## BEGIN
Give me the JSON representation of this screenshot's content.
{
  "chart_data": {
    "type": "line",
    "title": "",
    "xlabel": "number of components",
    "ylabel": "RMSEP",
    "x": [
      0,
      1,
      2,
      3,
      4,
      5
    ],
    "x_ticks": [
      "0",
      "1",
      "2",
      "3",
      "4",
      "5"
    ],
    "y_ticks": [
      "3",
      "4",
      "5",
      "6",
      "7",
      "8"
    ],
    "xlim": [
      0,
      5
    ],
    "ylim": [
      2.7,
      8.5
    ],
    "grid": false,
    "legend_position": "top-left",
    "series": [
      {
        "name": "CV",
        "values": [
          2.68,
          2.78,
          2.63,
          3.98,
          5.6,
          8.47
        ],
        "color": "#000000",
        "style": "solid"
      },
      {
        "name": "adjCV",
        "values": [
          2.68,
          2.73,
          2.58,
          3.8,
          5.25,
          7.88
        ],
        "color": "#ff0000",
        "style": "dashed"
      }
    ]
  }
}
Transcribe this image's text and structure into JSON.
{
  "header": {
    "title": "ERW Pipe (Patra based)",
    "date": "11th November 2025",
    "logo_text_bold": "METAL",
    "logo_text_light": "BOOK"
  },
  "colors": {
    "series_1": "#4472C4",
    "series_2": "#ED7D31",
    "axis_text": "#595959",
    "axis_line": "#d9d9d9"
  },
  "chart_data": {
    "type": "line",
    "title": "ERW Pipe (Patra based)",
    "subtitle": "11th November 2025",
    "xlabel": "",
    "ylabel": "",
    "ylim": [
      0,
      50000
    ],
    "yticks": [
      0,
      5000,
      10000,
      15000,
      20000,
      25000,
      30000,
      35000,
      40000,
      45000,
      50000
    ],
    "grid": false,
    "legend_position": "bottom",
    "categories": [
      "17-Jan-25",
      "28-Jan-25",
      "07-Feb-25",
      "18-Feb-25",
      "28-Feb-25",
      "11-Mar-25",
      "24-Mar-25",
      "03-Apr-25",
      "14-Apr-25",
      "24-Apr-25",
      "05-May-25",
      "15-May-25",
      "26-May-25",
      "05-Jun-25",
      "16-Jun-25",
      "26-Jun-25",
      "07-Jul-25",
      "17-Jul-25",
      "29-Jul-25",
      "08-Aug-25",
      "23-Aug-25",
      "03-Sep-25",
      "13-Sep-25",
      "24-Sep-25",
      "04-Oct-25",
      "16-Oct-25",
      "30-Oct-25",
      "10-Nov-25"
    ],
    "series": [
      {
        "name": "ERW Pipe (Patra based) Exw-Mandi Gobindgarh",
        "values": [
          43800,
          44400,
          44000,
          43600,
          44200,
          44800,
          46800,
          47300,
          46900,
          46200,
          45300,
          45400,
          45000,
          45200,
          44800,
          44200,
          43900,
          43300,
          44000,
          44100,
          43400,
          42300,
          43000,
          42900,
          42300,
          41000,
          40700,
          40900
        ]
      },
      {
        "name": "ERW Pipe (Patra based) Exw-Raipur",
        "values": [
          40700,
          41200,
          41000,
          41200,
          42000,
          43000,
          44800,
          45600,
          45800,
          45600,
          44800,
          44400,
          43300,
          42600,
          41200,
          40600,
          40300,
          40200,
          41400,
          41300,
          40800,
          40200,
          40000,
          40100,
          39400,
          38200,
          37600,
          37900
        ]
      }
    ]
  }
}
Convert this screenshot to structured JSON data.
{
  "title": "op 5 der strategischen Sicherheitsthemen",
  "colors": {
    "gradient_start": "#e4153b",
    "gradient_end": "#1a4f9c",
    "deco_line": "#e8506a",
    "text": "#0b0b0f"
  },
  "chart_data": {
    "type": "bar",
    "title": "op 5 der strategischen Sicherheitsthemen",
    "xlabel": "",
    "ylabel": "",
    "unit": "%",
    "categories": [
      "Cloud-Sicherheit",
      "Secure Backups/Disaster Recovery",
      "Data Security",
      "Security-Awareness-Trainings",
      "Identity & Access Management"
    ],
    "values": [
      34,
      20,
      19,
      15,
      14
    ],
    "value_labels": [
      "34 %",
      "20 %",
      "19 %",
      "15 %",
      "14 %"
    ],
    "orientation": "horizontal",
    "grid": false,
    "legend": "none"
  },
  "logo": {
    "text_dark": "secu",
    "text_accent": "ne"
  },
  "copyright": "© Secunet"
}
## END
Take the entries above and transcribe them exactly.

Give me the JSON representation of this screenshot's content.
{
  "chart_data": {
    "type": "line",
    "title": "",
    "xlabel": "number of components",
    "ylabel": "RMSEP",
    "x": [
      0,
      1,
      2,
      3,
      4,
      5
    ],
    "x_ticks": [
      "0",
      "1",
      "2",
      "3",
      "4",
      "5"
    ],
    "y_ticks": [
      "3",
      "4",
      "5",
      "6",
      "7",
      "8"
    ],
    "xlim": [
      0,
      5
    ],
    "ylim": [
      2.7,
      8.5
    ],
    "grid": false,
    "legend_position": "top-left",
    "series": [
      {
        "name": "CV",
        "values": [
          2.68,
          2.78,
          2.63,
          3.98,
          5.6,
          8.47
        ],
        "color": "#000000",
        "style": "solid"
      },
      {
        "name": "adjCV",
        "values": [
          2.68,
          2.73,
          2.58,
          3.8,
          5.25,
          7.88
        ],
        "color": "#ff0000",
        "style": "dashed"
      }
    ]
  }
}
Transcribe this image's text and structure into JSON.
{
  "header": {
    "title": "ERW Pipe (Patra based)",
    "date": "11th November 2025",
    "logo_text_bold": "METAL",
    "logo_text_light": "BOOK"
  },
  "colors": {
    "series_1": "#4472C4",
    "series_2": "#ED7D31",
    "axis_text": "#595959",
    "axis_line": "#d9d9d9"
  },
  "chart_data": {
    "type": "line",
    "title": "ERW Pipe (Patra based)",
    "subtitle": "11th November 2025",
    "xlabel": "",
    "ylabel": "",
    "ylim": [
      0,
      50000
    ],
    "yticks": [
      0,
      5000,
      10000,
      15000,
      20000,
      25000,
      30000,
      35000,
      40000,
      45000,
      50000
    ],
    "grid": false,
    "legend_position": "bottom",
    "categories": [
      "17-Jan-25",
      "28-Jan-25",
      "07-Feb-25",
      "18-Feb-25",
      "28-Feb-25",
      "11-Mar-25",
      "24-Mar-25",
      "03-Apr-25",
      "14-Apr-25",
      "24-Apr-25",
      "05-May-25",
      "15-May-25",
      "26-May-25",
      "05-Jun-25",
      "16-Jun-25",
      "26-Jun-25",
      "07-Jul-25",
      "17-Jul-25",
      "29-Jul-25",
      "08-Aug-25",
      "23-Aug-25",
      "03-Sep-25",
      "13-Sep-25",
      "24-Sep-25",
      "04-Oct-25",
      "16-Oct-25",
      "30-Oct-25",
      "10-Nov-25"
    ],
    "series": [
      {
        "name": "ERW Pipe (Patra based) Exw-Mandi Gobindgarh",
        "values": [
          43800,
          44400,
          44000,
          43600,
          44200,
          44800,
          46800,
          47300,
          46900,
          46200,
          45300,
          45400,
          45000,
          45200,
          44800,
          44200,
          43900,
          43300,
          44000,
          44100,
          43400,
          42300,
          43000,
          42900,
          42300,
          41000,
          40700,
          40900
        ]
      },
      {
        "name": "ERW Pipe (Patra based) Exw-Raipur",
        "values": [
          40700,
          41200,
          41000,
          41200,
          42000,
          43000,
          44800,
          45600,
          45800,
          45600,
          44800,
          44400,
          43300,
          42600,
          41200,
          40600,
          40300,
          40200,
          41400,
          41300,
          40800,
          40200,
          40000,
          40100,
          39400,
          38200,
          37600,
          37900
        ]
      }
    ]
  }
}
Convert this screenshot to structured JSON data.
{
  "title": "op 5 der strategischen Sicherheitsthemen",
  "colors": {
    "gradient_start": "#e4153b",
    "gradient_end": "#1a4f9c",
    "deco_line": "#e8506a",
    "text": "#0b0b0f"
  },
  "chart_data": {
    "type": "bar",
    "title": "op 5 der strategischen Sicherheitsthemen",
    "xlabel": "",
    "ylabel": "",
    "unit": "%",
    "categories": [
      "Cloud-Sicherheit",
      "Secure Backups/Disaster Recovery",
      "Data Security",
      "Security-Awareness-Trainings",
      "Identity & Access Management"
    ],
    "values": [
      34,
      20,
      19,
      15,
      14
    ],
    "value_labels": [
      "34 %",
      "20 %",
      "19 %",
      "15 %",
      "14 %"
    ],
    "orientation": "horizontal",
    "grid": false,
    "legend": "none"
  },
  "logo": {
    "text_dark": "secu",
    "text_accent": "ne"
  },
  "copyright": "© Secunet"
}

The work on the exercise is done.